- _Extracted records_
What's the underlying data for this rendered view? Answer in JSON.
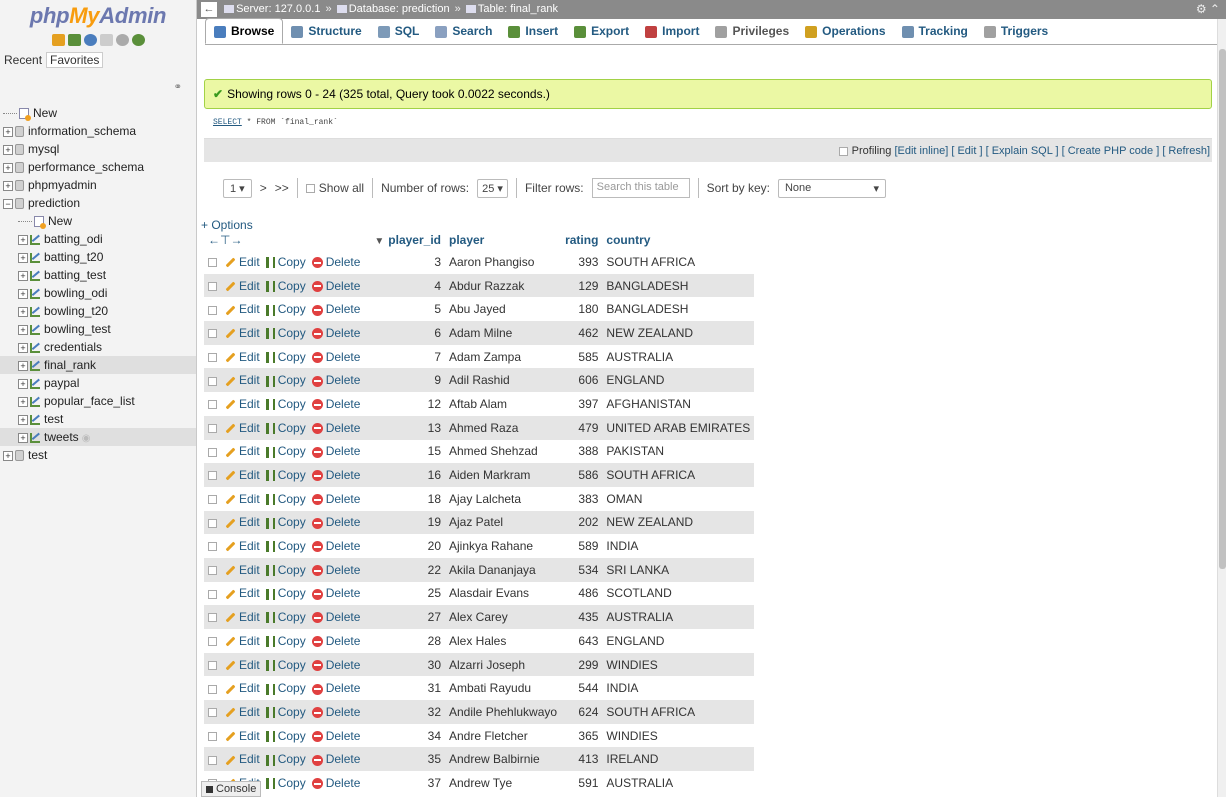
{
  "logo": {
    "php": "php",
    "my": "My",
    "admin": "Admin"
  },
  "nav": {
    "recent": "Recent",
    "favorites": "Favorites",
    "tree": [
      {
        "label": "New",
        "kind": "new",
        "level": 0
      },
      {
        "label": "information_schema",
        "kind": "db",
        "level": 0
      },
      {
        "label": "mysql",
        "kind": "db",
        "level": 0
      },
      {
        "label": "performance_schema",
        "kind": "db",
        "level": 0
      },
      {
        "label": "phpmyadmin",
        "kind": "db",
        "level": 0
      },
      {
        "label": "prediction",
        "kind": "db-open",
        "level": 0
      },
      {
        "label": "New",
        "kind": "new",
        "level": 1
      },
      {
        "label": "batting_odi",
        "kind": "table",
        "level": 1
      },
      {
        "label": "batting_t20",
        "kind": "table",
        "level": 1
      },
      {
        "label": "batting_test",
        "kind": "table",
        "level": 1
      },
      {
        "label": "bowling_odi",
        "kind": "table",
        "level": 1
      },
      {
        "label": "bowling_t20",
        "kind": "table",
        "level": 1
      },
      {
        "label": "bowling_test",
        "kind": "table",
        "level": 1
      },
      {
        "label": "credentials",
        "kind": "table",
        "level": 1
      },
      {
        "label": "final_rank",
        "kind": "table",
        "level": 1,
        "selected": true
      },
      {
        "label": "paypal",
        "kind": "table",
        "level": 1
      },
      {
        "label": "popular_face_list",
        "kind": "table",
        "level": 1
      },
      {
        "label": "test",
        "kind": "table",
        "level": 1
      },
      {
        "label": "tweets",
        "kind": "table",
        "level": 1,
        "selected": true,
        "eye": true
      },
      {
        "label": "test",
        "kind": "db",
        "level": 0
      }
    ]
  },
  "breadcrumb": {
    "server": "Server: 127.0.0.1",
    "database": "Database: prediction",
    "table": "Table: final_rank"
  },
  "tabs": [
    {
      "label": "Browse",
      "icon": "browse-icon",
      "color": "#4a7dbd",
      "active": true
    },
    {
      "label": "Structure",
      "icon": "structure-icon",
      "color": "#6f8fb0"
    },
    {
      "label": "SQL",
      "icon": "sql-icon",
      "color": "#7d9ab8"
    },
    {
      "label": "Search",
      "icon": "search-icon",
      "color": "#8aa0c0"
    },
    {
      "label": "Insert",
      "icon": "insert-icon",
      "color": "#5a8f3a"
    },
    {
      "label": "Export",
      "icon": "export-icon",
      "color": "#5a8f3a"
    },
    {
      "label": "Import",
      "icon": "import-icon",
      "color": "#c04040"
    },
    {
      "label": "Privileges",
      "icon": "privileges-icon",
      "color": "#a0a0a0",
      "dim": true
    },
    {
      "label": "Operations",
      "icon": "operations-icon",
      "color": "#d0a020"
    },
    {
      "label": "Tracking",
      "icon": "tracking-icon",
      "color": "#6f8fb0"
    },
    {
      "label": "Triggers",
      "icon": "triggers-icon",
      "color": "#a0a0a0"
    }
  ],
  "message": "Showing rows 0 - 24 (325 total, Query took 0.0022 seconds.)",
  "sql": {
    "kw": "SELECT",
    "rest": " * FROM `final_rank`"
  },
  "profiling": {
    "label": "Profiling",
    "edit_inline": "[Edit inline]",
    "edit": "[ Edit ]",
    "explain": "[ Explain SQL ]",
    "create_php": "[ Create PHP code ]",
    "refresh": "[ Refresh]"
  },
  "navigation": {
    "page": "1",
    "next": ">",
    "last": ">>",
    "show_all": "Show all",
    "num_rows_label": "Number of rows:",
    "num_rows_value": "25",
    "filter_label": "Filter rows:",
    "filter_placeholder": "Search this table",
    "sort_label": "Sort by key:",
    "sort_value": "None"
  },
  "options_link": "+ Options",
  "columns": [
    "player_id",
    "player",
    "rating",
    "country"
  ],
  "row_actions": {
    "edit": "Edit",
    "copy": "Copy",
    "delete": "Delete"
  },
  "rows": [
    {
      "id": "3",
      "player": "Aaron Phangiso",
      "rating": "393",
      "country": "SOUTH AFRICA"
    },
    {
      "id": "4",
      "player": "Abdur Razzak",
      "rating": "129",
      "country": "BANGLADESH"
    },
    {
      "id": "5",
      "player": "Abu Jayed",
      "rating": "180",
      "country": "BANGLADESH"
    },
    {
      "id": "6",
      "player": "Adam Milne",
      "rating": "462",
      "country": "NEW ZEALAND"
    },
    {
      "id": "7",
      "player": "Adam Zampa",
      "rating": "585",
      "country": "AUSTRALIA"
    },
    {
      "id": "9",
      "player": "Adil Rashid",
      "rating": "606",
      "country": "ENGLAND"
    },
    {
      "id": "12",
      "player": "Aftab Alam",
      "rating": "397",
      "country": "AFGHANISTAN"
    },
    {
      "id": "13",
      "player": "Ahmed Raza",
      "rating": "479",
      "country": "UNITED ARAB EMIRATES"
    },
    {
      "id": "15",
      "player": "Ahmed Shehzad",
      "rating": "388",
      "country": "PAKISTAN"
    },
    {
      "id": "16",
      "player": "Aiden Markram",
      "rating": "586",
      "country": "SOUTH AFRICA"
    },
    {
      "id": "18",
      "player": "Ajay Lalcheta",
      "rating": "383",
      "country": "OMAN"
    },
    {
      "id": "19",
      "player": "Ajaz Patel",
      "rating": "202",
      "country": "NEW ZEALAND"
    },
    {
      "id": "20",
      "player": "Ajinkya Rahane",
      "rating": "589",
      "country": "INDIA"
    },
    {
      "id": "22",
      "player": "Akila Dananjaya",
      "rating": "534",
      "country": "SRI LANKA"
    },
    {
      "id": "25",
      "player": "Alasdair Evans",
      "rating": "486",
      "country": "SCOTLAND"
    },
    {
      "id": "27",
      "player": "Alex Carey",
      "rating": "435",
      "country": "AUSTRALIA"
    },
    {
      "id": "28",
      "player": "Alex Hales",
      "rating": "643",
      "country": "ENGLAND"
    },
    {
      "id": "30",
      "player": "Alzarri Joseph",
      "rating": "299",
      "country": "WINDIES"
    },
    {
      "id": "31",
      "player": "Ambati Rayudu",
      "rating": "544",
      "country": "INDIA"
    },
    {
      "id": "32",
      "player": "Andile Phehlukwayo",
      "rating": "624",
      "country": "SOUTH AFRICA"
    },
    {
      "id": "34",
      "player": "Andre Fletcher",
      "rating": "365",
      "country": "WINDIES"
    },
    {
      "id": "35",
      "player": "Andrew Balbirnie",
      "rating": "413",
      "country": "IRELAND"
    },
    {
      "id": "37",
      "player": "Andrew Tye",
      "rating": "591",
      "country": "AUSTRALIA"
    }
  ],
  "console_label": "Console"
}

- _Job_
Reproduce the data word for word, excluding its pictures.

- _Expected answer_
What's the underlying data for this rendered view? Answer in JSON.
{
  "logo": {
    "php": "php",
    "my": "My",
    "admin": "Admin"
  },
  "nav": {
    "recent": "Recent",
    "favorites": "Favorites",
    "tree": [
      {
        "label": "New",
        "kind": "new",
        "level": 0
      },
      {
        "label": "information_schema",
        "kind": "db",
        "level": 0
      },
      {
        "label": "mysql",
        "kind": "db",
        "level": 0
      },
      {
        "label": "performance_schema",
        "kind": "db",
        "level": 0
      },
      {
        "label": "phpmyadmin",
        "kind": "db",
        "level": 0
      },
      {
        "label": "prediction",
        "kind": "db-open",
        "level": 0
      },
      {
        "label": "New",
        "kind": "new",
        "level": 1
      },
      {
        "label": "batting_odi",
        "kind": "table",
        "level": 1
      },
      {
        "label": "batting_t20",
        "kind": "table",
        "level": 1
      },
      {
        "label": "batting_test",
        "kind": "table",
        "level": 1
      },
      {
        "label": "bowling_odi",
        "kind": "table",
        "level": 1
      },
      {
        "label": "bowling_t20",
        "kind": "table",
        "level": 1
      },
      {
        "label": "bowling_test",
        "kind": "table",
        "level": 1
      },
      {
        "label": "credentials",
        "kind": "table",
        "level": 1
      },
      {
        "label": "final_rank",
        "kind": "table",
        "level": 1,
        "selected": true
      },
      {
        "label": "paypal",
        "kind": "table",
        "level": 1
      },
      {
        "label": "popular_face_list",
        "kind": "table",
        "level": 1
      },
      {
        "label": "test",
        "kind": "table",
        "level": 1
      },
      {
        "label": "tweets",
        "kind": "table",
        "level": 1,
        "selected": true,
        "eye": true
      },
      {
        "label": "test",
        "kind": "db",
        "level": 0
      }
    ]
  },
  "breadcrumb": {
    "server": "Server: 127.0.0.1",
    "database": "Database: prediction",
    "table": "Table: final_rank"
  },
  "tabs": [
    {
      "label": "Browse",
      "icon": "browse-icon",
      "color": "#4a7dbd",
      "active": true
    },
    {
      "label": "Structure",
      "icon": "structure-icon",
      "color": "#6f8fb0"
    },
    {
      "label": "SQL",
      "icon": "sql-icon",
      "color": "#7d9ab8"
    },
    {
      "label": "Search",
      "icon": "search-icon",
      "color": "#8aa0c0"
    },
    {
      "label": "Insert",
      "icon": "insert-icon",
      "color": "#5a8f3a"
    },
    {
      "label": "Export",
      "icon": "export-icon",
      "color": "#5a8f3a"
    },
    {
      "label": "Import",
      "icon": "import-icon",
      "color": "#c04040"
    },
    {
      "label": "Privileges",
      "icon": "privileges-icon",
      "color": "#a0a0a0",
      "dim": true
    },
    {
      "label": "Operations",
      "icon": "operations-icon",
      "color": "#d0a020"
    },
    {
      "label": "Tracking",
      "icon": "tracking-icon",
      "color": "#6f8fb0"
    },
    {
      "label": "Triggers",
      "icon": "triggers-icon",
      "color": "#a0a0a0"
    }
  ],
  "message": "Showing rows 0 - 24 (325 total, Query took 0.0022 seconds.)",
  "sql": {
    "kw": "SELECT",
    "rest": " * FROM `final_rank`"
  },
  "profiling": {
    "label": "Profiling",
    "edit_inline": "[Edit inline]",
    "edit": "[ Edit ]",
    "explain": "[ Explain SQL ]",
    "create_php": "[ Create PHP code ]",
    "refresh": "[ Refresh]"
  },
  "navigation": {
    "page": "1",
    "next": ">",
    "last": ">>",
    "show_all": "Show all",
    "num_rows_label": "Number of rows:",
    "num_rows_value": "25",
    "filter_label": "Filter rows:",
    "filter_placeholder": "Search this table",
    "sort_label": "Sort by key:",
    "sort_value": "None"
  },
  "options_link": "+ Options",
  "columns": [
    "player_id",
    "player",
    "rating",
    "country"
  ],
  "row_actions": {
    "edit": "Edit",
    "copy": "Copy",
    "delete": "Delete"
  },
  "rows": [
    {
      "id": "3",
      "player": "Aaron Phangiso",
      "rating": "393",
      "country": "SOUTH AFRICA"
    },
    {
      "id": "4",
      "player": "Abdur Razzak",
      "rating": "129",
      "country": "BANGLADESH"
    },
    {
      "id": "5",
      "player": "Abu Jayed",
      "rating": "180",
      "country": "BANGLADESH"
    },
    {
      "id": "6",
      "player": "Adam Milne",
      "rating": "462",
      "country": "NEW ZEALAND"
    },
    {
      "id": "7",
      "player": "Adam Zampa",
      "rating": "585",
      "country": "AUSTRALIA"
    },
    {
      "id": "9",
      "player": "Adil Rashid",
      "rating": "606",
      "country": "ENGLAND"
    },
    {
      "id": "12",
      "player": "Aftab Alam",
      "rating": "397",
      "country": "AFGHANISTAN"
    },
    {
      "id": "13",
      "player": "Ahmed Raza",
      "rating": "479",
      "country": "UNITED ARAB EMIRATES"
    },
    {
      "id": "15",
      "player": "Ahmed Shehzad",
      "rating": "388",
      "country": "PAKISTAN"
    },
    {
      "id": "16",
      "player": "Aiden Markram",
      "rating": "586",
      "country": "SOUTH AFRICA"
    },
    {
      "id": "18",
      "player": "Ajay Lalcheta",
      "rating": "383",
      "country": "OMAN"
    },
    {
      "id": "19",
      "player": "Ajaz Patel",
      "rating": "202",
      "country": "NEW ZEALAND"
    },
    {
      "id": "20",
      "player": "Ajinkya Rahane",
      "rating": "589",
      "country": "INDIA"
    },
    {
      "id": "22",
      "player": "Akila Dananjaya",
      "rating": "534",
      "country": "SRI LANKA"
    },
    {
      "id": "25",
      "player": "Alasdair Evans",
      "rating": "486",
      "country": "SCOTLAND"
    },
    {
      "id": "27",
      "player": "Alex Carey",
      "rating": "435",
      "country": "AUSTRALIA"
    },
    {
      "id": "28",
      "player": "Alex Hales",
      "rating": "643",
      "country": "ENGLAND"
    },
    {
      "id": "30",
      "player": "Alzarri Joseph",
      "rating": "299",
      "country": "WINDIES"
    },
    {
      "id": "31",
      "player": "Ambati Rayudu",
      "rating": "544",
      "country": "INDIA"
    },
    {
      "id": "32",
      "player": "Andile Phehlukwayo",
      "rating": "624",
      "country": "SOUTH AFRICA"
    },
    {
      "id": "34",
      "player": "Andre Fletcher",
      "rating": "365",
      "country": "WINDIES"
    },
    {
      "id": "35",
      "player": "Andrew Balbirnie",
      "rating": "413",
      "country": "IRELAND"
    },
    {
      "id": "37",
      "player": "Andrew Tye",
      "rating": "591",
      "country": "AUSTRALIA"
    }
  ],
  "console_label": "Console"
}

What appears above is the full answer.